◆ ФРАГМЕНТ ТЕКСТА ◆

Введенский А. И. Памяти Юрия Николаевича Говорухи-Отрока [Ю. Николаева] (ум. 27 июля) // Богословский вестник 1896. Т. 3. № 8. С. 208—211 (3-я пагин.).
Памяти Юрія Николаевича Говорухи-Отрока
править«Московскій Вѣдомости» принесли печальную вѣсть: скончался Ю. Н. Говоруха-Отрокъ (ІО. Николаевъ), — одннь изъ наиболѣе видныхъ и дѣятельныхъ сотрудниковъ почтенной газеты. Утрата за утратой! Недавно мы оплакивали убѣжденнаго идеалиста и патріота, H. Н. Страхова; теперь приходится съ великою печалью и болью въ сердцѣ бросать горсть прощальной земли на преждевременную могилу его достойнаго друга, почитателя и единомышленника. «Богословскій Вѣстникъ» не можетъ не занести на свои страницы этихъ именъ: оти люди служили тѣмъ-же идеальнымъ началамъ, которымъ стремится служить и онъ, влагали въ это служеніе весь свой талантъ, всю свою энергію, свои обширныя знанія и несли предъ вѣкомъ знамя чистаго идеализма съ поучительнымъ мужествомъ.
Говоруха-Отрокъ главнымъ образомъ извѣстенъ, какъ литературный и художественный критикъ. Но его критика не имѣла ничего общаго съ легкимъ фельетоннымъ критиканствомъ. Нѣтъ. Въ ней, какъ ея основа и подпочва, было заложено цѣльное и выработанное міросозерцаніе, въ которомъ органически объединялись всѣ основныя стихіи и начала православно-русской жизни и мысли. Широко образованный и во всякомъ случаѣ недюжинный мыслитель, необычайно впечатлительный и отзывчивый, Ю. Н. пользовался критикой, лишь какъ наиболѣе пригоднымъ средствомъ для развитія своего міросозерцанія примѣнительно къ конкретнымъ случаямъ и по поводу запросовъ живой дѣйствительности. «Критика, — такъ самъ онъ говорилъ недавно („Моск. Вѣд.“, № 167), — не только но исключаетъ цѣльнаго, законченнаго и высокаго міросозерцаніи, а напротивъ требуетъ его, какъ необходимаго условія. Критика, но имѣющая въ своемъ основаніи такаго міровоззрѣнія, обратится въ пустой и безплодный скептицизмъ. О критикѣ можно сказать тоже самое, что Децій (Два міра, Майкова) говоритъ Ювеналу о сатирѣ:
Твой даръ — сатира. Помни жь,
Что сатира — дочь разума.
. . . . . . . . . . . . . . . . . . . . . . . . . . . . . .

◆ ПЕРЕЧЕНЬ ПУНКТОВ ◆
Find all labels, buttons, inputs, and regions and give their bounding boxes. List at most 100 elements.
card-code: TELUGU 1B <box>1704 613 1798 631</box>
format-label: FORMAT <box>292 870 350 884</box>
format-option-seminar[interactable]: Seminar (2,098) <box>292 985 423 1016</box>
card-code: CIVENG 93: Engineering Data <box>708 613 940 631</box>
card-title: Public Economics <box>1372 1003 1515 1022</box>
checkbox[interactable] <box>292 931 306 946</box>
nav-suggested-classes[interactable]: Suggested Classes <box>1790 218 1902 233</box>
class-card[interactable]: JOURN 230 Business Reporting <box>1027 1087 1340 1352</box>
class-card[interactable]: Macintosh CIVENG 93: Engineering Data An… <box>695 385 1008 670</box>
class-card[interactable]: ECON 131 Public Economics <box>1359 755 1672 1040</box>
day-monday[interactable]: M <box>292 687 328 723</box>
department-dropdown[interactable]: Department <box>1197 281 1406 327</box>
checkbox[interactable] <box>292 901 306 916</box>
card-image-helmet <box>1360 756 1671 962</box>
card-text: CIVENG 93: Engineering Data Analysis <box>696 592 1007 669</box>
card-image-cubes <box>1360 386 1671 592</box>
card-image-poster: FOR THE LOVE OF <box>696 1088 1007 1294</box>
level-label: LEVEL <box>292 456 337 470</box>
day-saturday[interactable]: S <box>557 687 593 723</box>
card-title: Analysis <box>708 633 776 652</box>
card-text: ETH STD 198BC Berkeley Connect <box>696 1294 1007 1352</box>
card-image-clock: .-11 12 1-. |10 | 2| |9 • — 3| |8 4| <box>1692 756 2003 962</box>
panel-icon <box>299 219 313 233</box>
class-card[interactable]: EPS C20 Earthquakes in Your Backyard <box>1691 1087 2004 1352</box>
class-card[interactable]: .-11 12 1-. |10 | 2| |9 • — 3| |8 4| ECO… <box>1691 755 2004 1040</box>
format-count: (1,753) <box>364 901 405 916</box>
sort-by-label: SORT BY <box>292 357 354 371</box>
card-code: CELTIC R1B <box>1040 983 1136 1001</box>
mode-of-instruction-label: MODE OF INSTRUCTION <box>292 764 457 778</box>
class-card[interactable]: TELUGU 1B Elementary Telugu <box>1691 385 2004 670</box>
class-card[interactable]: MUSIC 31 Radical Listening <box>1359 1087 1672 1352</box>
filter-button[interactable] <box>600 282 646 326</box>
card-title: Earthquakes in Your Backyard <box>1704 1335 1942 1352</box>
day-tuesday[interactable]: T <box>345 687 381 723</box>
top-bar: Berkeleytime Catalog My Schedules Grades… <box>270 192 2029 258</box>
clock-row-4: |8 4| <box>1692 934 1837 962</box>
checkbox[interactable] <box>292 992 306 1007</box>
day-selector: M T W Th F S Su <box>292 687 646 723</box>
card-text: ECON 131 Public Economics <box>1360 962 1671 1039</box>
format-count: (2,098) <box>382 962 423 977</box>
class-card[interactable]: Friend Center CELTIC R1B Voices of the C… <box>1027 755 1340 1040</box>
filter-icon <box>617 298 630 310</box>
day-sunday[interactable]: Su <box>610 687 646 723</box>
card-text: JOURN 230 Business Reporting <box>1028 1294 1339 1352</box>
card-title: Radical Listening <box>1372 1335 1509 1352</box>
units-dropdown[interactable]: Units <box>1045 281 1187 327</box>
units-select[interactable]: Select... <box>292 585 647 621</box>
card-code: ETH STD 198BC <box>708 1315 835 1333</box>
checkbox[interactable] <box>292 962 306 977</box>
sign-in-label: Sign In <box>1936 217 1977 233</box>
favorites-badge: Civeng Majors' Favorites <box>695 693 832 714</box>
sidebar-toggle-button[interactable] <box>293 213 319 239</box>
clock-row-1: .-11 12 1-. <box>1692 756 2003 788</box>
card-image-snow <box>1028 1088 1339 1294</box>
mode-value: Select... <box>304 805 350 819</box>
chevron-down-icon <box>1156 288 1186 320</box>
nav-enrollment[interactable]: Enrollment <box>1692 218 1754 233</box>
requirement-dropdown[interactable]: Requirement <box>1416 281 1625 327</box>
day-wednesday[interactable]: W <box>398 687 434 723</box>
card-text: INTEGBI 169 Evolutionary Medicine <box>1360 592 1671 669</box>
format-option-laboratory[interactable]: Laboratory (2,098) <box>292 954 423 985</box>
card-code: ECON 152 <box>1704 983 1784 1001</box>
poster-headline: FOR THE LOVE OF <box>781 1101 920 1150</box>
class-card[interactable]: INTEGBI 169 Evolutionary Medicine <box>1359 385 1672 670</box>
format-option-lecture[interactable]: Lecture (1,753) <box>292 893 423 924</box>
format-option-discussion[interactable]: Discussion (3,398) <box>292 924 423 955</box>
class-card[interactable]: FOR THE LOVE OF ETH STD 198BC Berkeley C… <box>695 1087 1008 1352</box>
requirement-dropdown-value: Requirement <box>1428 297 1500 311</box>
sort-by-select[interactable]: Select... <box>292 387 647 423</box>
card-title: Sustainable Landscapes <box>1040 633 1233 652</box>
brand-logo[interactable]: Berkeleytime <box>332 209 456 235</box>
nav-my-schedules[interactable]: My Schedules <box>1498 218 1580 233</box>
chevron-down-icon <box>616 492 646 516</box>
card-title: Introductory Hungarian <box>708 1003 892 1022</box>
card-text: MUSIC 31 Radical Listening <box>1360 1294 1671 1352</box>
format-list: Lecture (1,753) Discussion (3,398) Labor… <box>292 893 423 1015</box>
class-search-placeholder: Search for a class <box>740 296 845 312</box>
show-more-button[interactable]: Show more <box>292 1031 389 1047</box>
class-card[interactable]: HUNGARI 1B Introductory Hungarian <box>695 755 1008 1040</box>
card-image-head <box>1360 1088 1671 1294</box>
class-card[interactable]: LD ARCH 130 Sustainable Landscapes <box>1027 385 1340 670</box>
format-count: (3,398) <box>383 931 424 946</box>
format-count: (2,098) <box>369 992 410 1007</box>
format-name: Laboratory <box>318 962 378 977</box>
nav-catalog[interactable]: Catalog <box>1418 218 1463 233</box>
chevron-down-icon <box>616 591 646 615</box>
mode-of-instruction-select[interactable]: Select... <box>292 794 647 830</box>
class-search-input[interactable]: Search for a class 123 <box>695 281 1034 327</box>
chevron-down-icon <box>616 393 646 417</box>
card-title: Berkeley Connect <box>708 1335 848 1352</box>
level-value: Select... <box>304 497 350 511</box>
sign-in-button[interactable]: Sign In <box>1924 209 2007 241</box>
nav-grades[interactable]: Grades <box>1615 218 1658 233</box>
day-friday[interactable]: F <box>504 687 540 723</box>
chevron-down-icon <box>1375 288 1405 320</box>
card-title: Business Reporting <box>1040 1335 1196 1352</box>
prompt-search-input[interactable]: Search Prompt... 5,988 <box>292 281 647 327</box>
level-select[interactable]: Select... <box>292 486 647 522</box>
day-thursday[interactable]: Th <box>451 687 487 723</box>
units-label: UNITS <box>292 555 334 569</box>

◆ ОПИСАНИЕ ЗАДАНИЯ ◆
Продолжите текст памяти Ю. Н. Говорухи-Отрока, начав сразу после последних приведенных строк. Пункты для работы не понадобятся.

◆ ОТВЕТ НА ЗАДАНИЕ ◆
Чтобъ міръ призналъ твои права,
Ты долженъ самъ стоять высоко:
Стрѣла тогда лишь бьетъ далеко,
Когда здорова тетива»…
Тетива широкой, вдумчивой и напряженной мысли, съ которой слетала стрѣла, иногда безпощадной, критики Ю-ія Н-ча, была совершенно здорова и вотъ почему эта критика всегда была такъ вѣска и сокрушительна, и вотъ почедіу, съ другой стороны, она имѣетъ и большое положительное значеніе. Повторяемъ, въ многочисленныхъ критическихъ статьяхъ Ю-ія Н-ча развито цѣлое, связное міросозерцаніе и было-бы благодарной задачей собрать разрозненныя черты этого міросозерцанія и сложить ихъ въ тотъ цѣльный образъ, который одушевлялъ и окрилялъ мысль неутомимаго литературнаго труженика.
Юрій Николаевичъ скончался преждевременно и неожиданно, — отъ такой болѣзни, которая свидѣтельствуетъ о большихъ пережитыхъ имъ душевныхъ волненіяхъ и буряхъ, расшатавшихъ нервы и основныя отправленія организма (кровоизліяніе на мозгъ). И, дѣйствительно, онъ купилъ свое свѣтлое міросозерцаніе, лучами котораго озарена его критика, цѣною тяжелыхъ жизненныхъ испытаній и, вѣроятно, не менѣе тяжелой внутренней ломки и борьбы. Какъ истый сынъ печальныхъ семидесятыхъ годовъ, онъ всосалъ въ себя, подъ вліяніемъ своихъ нооффиціальныхъ и даже оффиціальныхъ руководителей (разумѣемъ профессоровъ университета), рекомендовавшихъ юношѣ чтеніе Писарева и Ко, ядъ либеральныхъ идей и только тяжелый тюремный искусъ, оставившій даровитаго и искренняго юношу на единѣ съ собою, заставилъ его свернуть на другую дорогу («Моск. Вѣдом.», № 206)… Трагична эта судьба нашей молодежи и на многія мрачныя думы она наводитъ! Ужели у насъ, въ самомъ дѣлѣ, настоящія дарованія могутъ пройти къ свѣту только чрезъ тюремный искусъ?! Ужели даже оффиціальные и призванные руководители юношества попрежнему будутъ безпечно-равнодушны къ направленію мысли подростающихъ поколѣній?! Ужели они такъ-таки и не будутъ никогда сознавать, что часто именно по ихъ винѣ у насъ уродуются, надламываются и преждевременно гибнутъ многіе искренніе умы и дарованія?! Ужели мы еще долго будемъ стоять подъ игомъ закона: отцы ядоша кислое, а зубы дѣтей оскомѣнтшася?!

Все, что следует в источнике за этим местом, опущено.